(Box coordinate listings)
※ ※ ※

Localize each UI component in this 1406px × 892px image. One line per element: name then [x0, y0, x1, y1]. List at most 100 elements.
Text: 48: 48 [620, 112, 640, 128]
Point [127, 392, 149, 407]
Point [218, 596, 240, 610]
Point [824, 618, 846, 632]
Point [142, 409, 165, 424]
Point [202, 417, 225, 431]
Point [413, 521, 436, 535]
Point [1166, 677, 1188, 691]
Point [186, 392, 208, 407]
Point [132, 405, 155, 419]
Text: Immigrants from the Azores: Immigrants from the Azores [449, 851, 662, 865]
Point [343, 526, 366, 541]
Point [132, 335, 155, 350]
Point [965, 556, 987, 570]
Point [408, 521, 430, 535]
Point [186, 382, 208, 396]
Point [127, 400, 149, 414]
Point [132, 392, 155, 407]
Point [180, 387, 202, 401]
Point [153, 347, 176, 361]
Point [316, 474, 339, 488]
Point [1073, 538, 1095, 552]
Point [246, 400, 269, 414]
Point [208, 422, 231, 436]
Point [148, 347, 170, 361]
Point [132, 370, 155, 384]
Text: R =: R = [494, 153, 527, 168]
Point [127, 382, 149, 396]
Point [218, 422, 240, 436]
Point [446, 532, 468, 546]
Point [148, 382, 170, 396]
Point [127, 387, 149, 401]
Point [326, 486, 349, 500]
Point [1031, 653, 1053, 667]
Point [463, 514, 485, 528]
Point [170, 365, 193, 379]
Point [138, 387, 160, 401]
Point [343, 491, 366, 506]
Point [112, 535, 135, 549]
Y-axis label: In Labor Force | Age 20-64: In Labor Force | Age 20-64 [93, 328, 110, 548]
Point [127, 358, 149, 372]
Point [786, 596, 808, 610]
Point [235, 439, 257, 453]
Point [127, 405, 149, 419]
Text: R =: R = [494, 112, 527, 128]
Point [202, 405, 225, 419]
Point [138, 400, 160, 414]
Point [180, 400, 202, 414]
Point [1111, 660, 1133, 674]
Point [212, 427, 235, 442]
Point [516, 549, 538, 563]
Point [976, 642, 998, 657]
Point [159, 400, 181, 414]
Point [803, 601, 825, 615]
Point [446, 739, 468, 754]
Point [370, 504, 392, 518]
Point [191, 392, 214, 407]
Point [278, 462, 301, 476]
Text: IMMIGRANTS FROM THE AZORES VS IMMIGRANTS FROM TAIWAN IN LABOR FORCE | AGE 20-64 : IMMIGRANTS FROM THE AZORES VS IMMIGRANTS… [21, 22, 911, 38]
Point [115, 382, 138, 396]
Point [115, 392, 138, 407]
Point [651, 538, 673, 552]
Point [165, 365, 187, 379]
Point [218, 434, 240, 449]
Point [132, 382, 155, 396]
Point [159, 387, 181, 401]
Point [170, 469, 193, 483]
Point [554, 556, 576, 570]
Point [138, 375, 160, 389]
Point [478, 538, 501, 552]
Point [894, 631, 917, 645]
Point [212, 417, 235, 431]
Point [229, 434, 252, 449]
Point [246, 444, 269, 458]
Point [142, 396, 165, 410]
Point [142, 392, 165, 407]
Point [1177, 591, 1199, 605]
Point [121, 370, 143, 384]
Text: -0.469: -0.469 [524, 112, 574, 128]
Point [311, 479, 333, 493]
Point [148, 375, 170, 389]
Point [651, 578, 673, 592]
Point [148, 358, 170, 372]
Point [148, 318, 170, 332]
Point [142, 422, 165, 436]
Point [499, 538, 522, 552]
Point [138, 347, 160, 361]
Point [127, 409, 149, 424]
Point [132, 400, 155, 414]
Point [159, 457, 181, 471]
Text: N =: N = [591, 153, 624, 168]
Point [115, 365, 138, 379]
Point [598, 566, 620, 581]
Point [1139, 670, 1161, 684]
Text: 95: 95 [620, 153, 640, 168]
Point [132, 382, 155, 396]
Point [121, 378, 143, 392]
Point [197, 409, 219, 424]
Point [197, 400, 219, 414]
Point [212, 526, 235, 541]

※ ※ ※

Given task: Can you duplicate every line of the material above, character for character, without changing anything?

Expected output:
Localize each UI component in this 1406px × 892px image. One line per element: name then [x0, y0, x1, y1]. List at most 100 elements.
Text: 48: 48 [620, 112, 640, 128]
Point [127, 392, 149, 407]
Point [218, 596, 240, 610]
Point [824, 618, 846, 632]
Point [142, 409, 165, 424]
Point [202, 417, 225, 431]
Point [413, 521, 436, 535]
Point [1166, 677, 1188, 691]
Point [186, 392, 208, 407]
Point [132, 405, 155, 419]
Text: Immigrants from the Azores: Immigrants from the Azores [449, 851, 662, 865]
Point [343, 526, 366, 541]
Point [132, 335, 155, 350]
Point [965, 556, 987, 570]
Point [408, 521, 430, 535]
Point [186, 382, 208, 396]
Point [127, 400, 149, 414]
Point [132, 392, 155, 407]
Point [180, 387, 202, 401]
Point [153, 347, 176, 361]
Point [316, 474, 339, 488]
Point [1073, 538, 1095, 552]
Point [246, 400, 269, 414]
Point [208, 422, 231, 436]
Point [148, 347, 170, 361]
Point [132, 370, 155, 384]
Text: R =: R = [494, 153, 527, 168]
Point [127, 382, 149, 396]
Point [218, 422, 240, 436]
Point [446, 532, 468, 546]
Point [148, 382, 170, 396]
Point [127, 387, 149, 401]
Point [326, 486, 349, 500]
Point [1031, 653, 1053, 667]
Point [463, 514, 485, 528]
Point [170, 365, 193, 379]
Point [138, 387, 160, 401]
Point [343, 491, 366, 506]
Point [112, 535, 135, 549]
Y-axis label: In Labor Force | Age 20-64: In Labor Force | Age 20-64 [93, 328, 110, 548]
Point [127, 358, 149, 372]
Point [786, 596, 808, 610]
Point [235, 439, 257, 453]
Point [127, 405, 149, 419]
Text: R =: R = [494, 112, 527, 128]
Point [202, 405, 225, 419]
Point [138, 400, 160, 414]
Point [180, 400, 202, 414]
Point [1111, 660, 1133, 674]
Point [212, 427, 235, 442]
Point [516, 549, 538, 563]
Point [976, 642, 998, 657]
Point [159, 400, 181, 414]
Point [803, 601, 825, 615]
Point [446, 739, 468, 754]
Point [370, 504, 392, 518]
Point [191, 392, 214, 407]
Point [278, 462, 301, 476]
Text: IMMIGRANTS FROM THE AZORES VS IMMIGRANTS FROM TAIWAN IN LABOR FORCE | AGE 20-64 : IMMIGRANTS FROM THE AZORES VS IMMIGRANTS… [21, 22, 911, 38]
Point [115, 382, 138, 396]
Point [115, 392, 138, 407]
Point [651, 538, 673, 552]
Point [165, 365, 187, 379]
Point [218, 434, 240, 449]
Point [132, 382, 155, 396]
Point [159, 387, 181, 401]
Point [170, 469, 193, 483]
Point [554, 556, 576, 570]
Point [138, 375, 160, 389]
Point [478, 538, 501, 552]
Point [894, 631, 917, 645]
Point [212, 417, 235, 431]
Point [229, 434, 252, 449]
Point [246, 444, 269, 458]
Point [142, 396, 165, 410]
Point [142, 392, 165, 407]
Point [1177, 591, 1199, 605]
Point [121, 370, 143, 384]
Text: -0.469: -0.469 [524, 112, 574, 128]
Point [311, 479, 333, 493]
Point [148, 375, 170, 389]
Point [651, 578, 673, 592]
Point [148, 358, 170, 372]
Point [148, 318, 170, 332]
Point [142, 422, 165, 436]
Point [499, 538, 522, 552]
Point [138, 347, 160, 361]
Point [127, 409, 149, 424]
Point [132, 400, 155, 414]
Point [159, 457, 181, 471]
Text: N =: N = [591, 153, 624, 168]
Point [115, 365, 138, 379]
Point [598, 566, 620, 581]
Point [1139, 670, 1161, 684]
Text: 95: 95 [620, 153, 640, 168]
Point [132, 382, 155, 396]
Point [121, 378, 143, 392]
Point [197, 409, 219, 424]
Point [197, 400, 219, 414]
Point [212, 526, 235, 541]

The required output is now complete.